(Dataset records on visual material)
START
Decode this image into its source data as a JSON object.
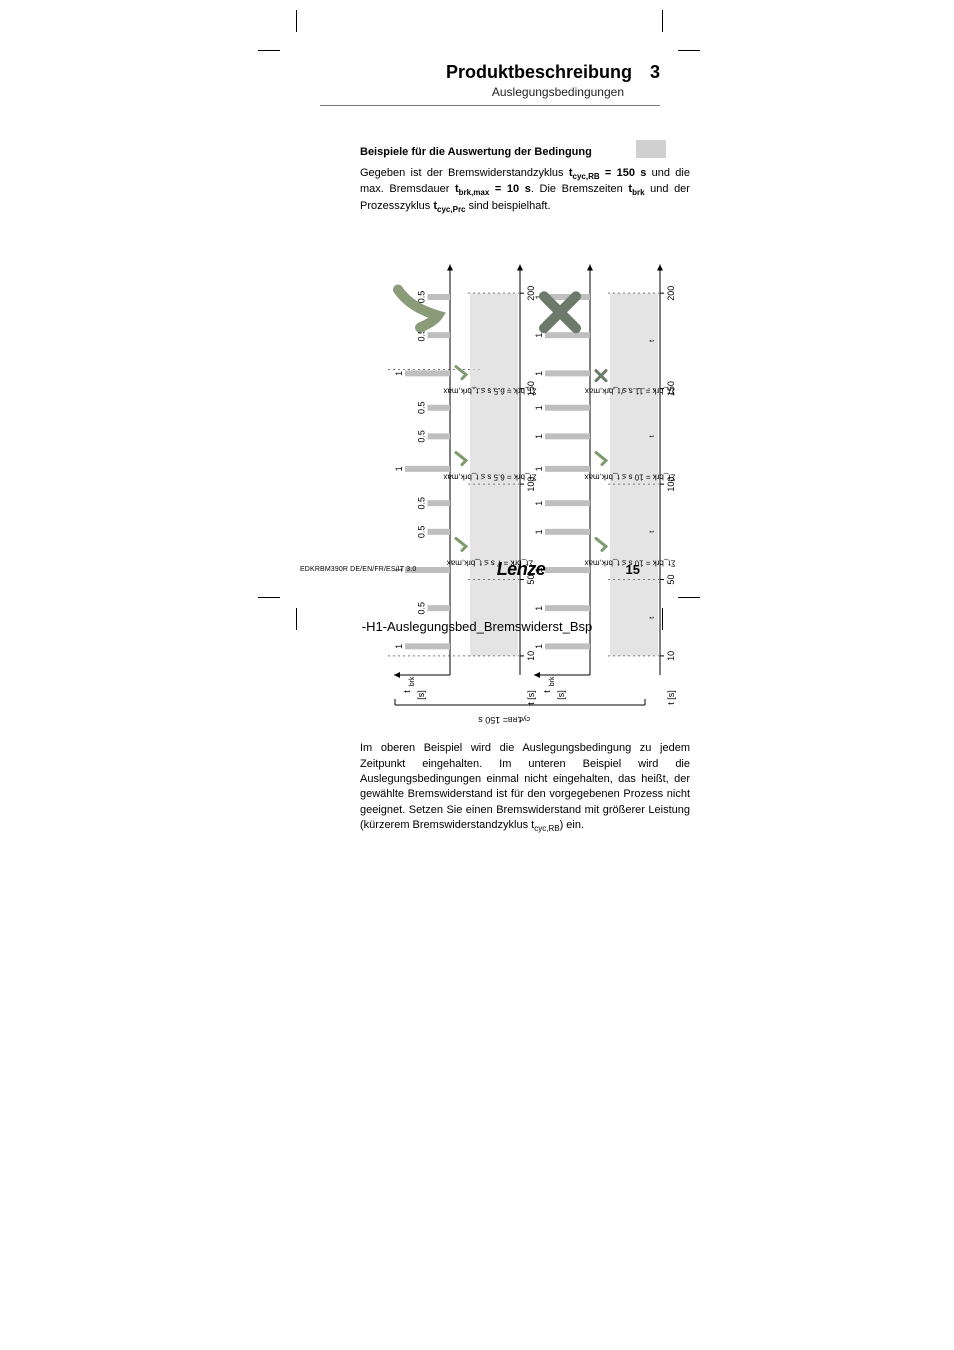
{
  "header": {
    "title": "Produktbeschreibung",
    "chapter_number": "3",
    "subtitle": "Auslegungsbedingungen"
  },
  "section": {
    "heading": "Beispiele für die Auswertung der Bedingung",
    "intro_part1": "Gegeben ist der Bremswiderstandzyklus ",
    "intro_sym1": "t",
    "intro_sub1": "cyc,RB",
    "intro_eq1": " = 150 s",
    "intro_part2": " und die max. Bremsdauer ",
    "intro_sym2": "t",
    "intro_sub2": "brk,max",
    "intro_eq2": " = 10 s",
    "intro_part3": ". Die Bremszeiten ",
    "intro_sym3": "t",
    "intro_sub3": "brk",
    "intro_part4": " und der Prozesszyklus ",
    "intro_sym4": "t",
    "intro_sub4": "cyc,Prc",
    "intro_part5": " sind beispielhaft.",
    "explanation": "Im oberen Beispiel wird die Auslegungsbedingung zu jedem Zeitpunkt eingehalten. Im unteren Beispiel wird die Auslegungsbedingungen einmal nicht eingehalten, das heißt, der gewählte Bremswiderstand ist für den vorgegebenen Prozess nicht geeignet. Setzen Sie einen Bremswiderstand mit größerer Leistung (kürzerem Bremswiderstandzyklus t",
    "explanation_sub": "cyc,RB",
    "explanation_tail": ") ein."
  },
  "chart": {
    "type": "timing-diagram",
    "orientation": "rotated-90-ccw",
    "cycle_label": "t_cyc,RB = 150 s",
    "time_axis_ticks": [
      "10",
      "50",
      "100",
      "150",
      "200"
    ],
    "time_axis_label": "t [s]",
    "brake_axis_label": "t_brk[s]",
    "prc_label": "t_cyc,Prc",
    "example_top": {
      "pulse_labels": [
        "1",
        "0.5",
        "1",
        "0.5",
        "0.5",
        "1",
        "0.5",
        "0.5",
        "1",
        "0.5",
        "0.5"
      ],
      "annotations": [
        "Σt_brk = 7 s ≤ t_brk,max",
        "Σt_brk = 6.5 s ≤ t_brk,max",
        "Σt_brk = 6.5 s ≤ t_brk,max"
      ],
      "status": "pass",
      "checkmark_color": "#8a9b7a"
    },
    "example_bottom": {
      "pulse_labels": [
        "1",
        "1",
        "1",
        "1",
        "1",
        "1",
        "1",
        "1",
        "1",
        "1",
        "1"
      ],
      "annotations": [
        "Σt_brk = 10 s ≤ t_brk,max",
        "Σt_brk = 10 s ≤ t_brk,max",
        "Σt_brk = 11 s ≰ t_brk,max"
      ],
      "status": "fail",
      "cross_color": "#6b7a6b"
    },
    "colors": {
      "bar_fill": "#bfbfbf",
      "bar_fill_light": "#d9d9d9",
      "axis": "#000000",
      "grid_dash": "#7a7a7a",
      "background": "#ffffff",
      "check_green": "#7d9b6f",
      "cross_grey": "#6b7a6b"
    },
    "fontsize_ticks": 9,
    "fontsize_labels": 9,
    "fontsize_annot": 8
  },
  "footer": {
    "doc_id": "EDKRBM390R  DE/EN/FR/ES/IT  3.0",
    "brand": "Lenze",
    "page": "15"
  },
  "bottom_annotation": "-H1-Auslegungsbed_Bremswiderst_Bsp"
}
END
— EXERCISE DIRECTIONS —
Give every record again exactly, apart from the pictures, which stay out.

— ANSWER TO THE EXERCISE —
Decode this image into its source data as a JSON object.
{
  "header": {
    "title": "Produktbeschreibung",
    "chapter_number": "3",
    "subtitle": "Auslegungsbedingungen"
  },
  "section": {
    "heading": "Beispiele für die Auswertung der Bedingung",
    "intro_part1": "Gegeben ist der Bremswiderstandzyklus ",
    "intro_sym1": "t",
    "intro_sub1": "cyc,RB",
    "intro_eq1": " = 150 s",
    "intro_part2": " und die max. Bremsdauer ",
    "intro_sym2": "t",
    "intro_sub2": "brk,max",
    "intro_eq2": " = 10 s",
    "intro_part3": ". Die Bremszeiten ",
    "intro_sym3": "t",
    "intro_sub3": "brk",
    "intro_part4": " und der Prozesszyklus ",
    "intro_sym4": "t",
    "intro_sub4": "cyc,Prc",
    "intro_part5": " sind beispielhaft.",
    "explanation": "Im oberen Beispiel wird die Auslegungsbedingung zu jedem Zeitpunkt eingehalten. Im unteren Beispiel wird die Auslegungsbedingungen einmal nicht eingehalten, das heißt, der gewählte Bremswiderstand ist für den vorgegebenen Prozess nicht geeignet. Setzen Sie einen Bremswiderstand mit größerer Leistung (kürzerem Bremswiderstandzyklus t",
    "explanation_sub": "cyc,RB",
    "explanation_tail": ") ein."
  },
  "chart": {
    "type": "timing-diagram",
    "orientation": "rotated-90-ccw",
    "cycle_label": "t_cyc,RB = 150 s",
    "time_axis_ticks": [
      "10",
      "50",
      "100",
      "150",
      "200"
    ],
    "time_axis_label": "t [s]",
    "brake_axis_label": "t_brk[s]",
    "prc_label": "t_cyc,Prc",
    "example_top": {
      "pulse_labels": [
        "1",
        "0.5",
        "1",
        "0.5",
        "0.5",
        "1",
        "0.5",
        "0.5",
        "1",
        "0.5",
        "0.5"
      ],
      "annotations": [
        "Σt_brk = 7 s ≤ t_brk,max",
        "Σt_brk = 6.5 s ≤ t_brk,max",
        "Σt_brk = 6.5 s ≤ t_brk,max"
      ],
      "status": "pass",
      "checkmark_color": "#8a9b7a"
    },
    "example_bottom": {
      "pulse_labels": [
        "1",
        "1",
        "1",
        "1",
        "1",
        "1",
        "1",
        "1",
        "1",
        "1",
        "1"
      ],
      "annotations": [
        "Σt_brk = 10 s ≤ t_brk,max",
        "Σt_brk = 10 s ≤ t_brk,max",
        "Σt_brk = 11 s ≰ t_brk,max"
      ],
      "status": "fail",
      "cross_color": "#6b7a6b"
    },
    "colors": {
      "bar_fill": "#bfbfbf",
      "bar_fill_light": "#d9d9d9",
      "axis": "#000000",
      "grid_dash": "#7a7a7a",
      "background": "#ffffff",
      "check_green": "#7d9b6f",
      "cross_grey": "#6b7a6b"
    },
    "fontsize_ticks": 9,
    "fontsize_labels": 9,
    "fontsize_annot": 8
  },
  "footer": {
    "doc_id": "EDKRBM390R  DE/EN/FR/ES/IT  3.0",
    "brand": "Lenze",
    "page": "15"
  },
  "bottom_annotation": "-H1-Auslegungsbed_Bremswiderst_Bsp"
}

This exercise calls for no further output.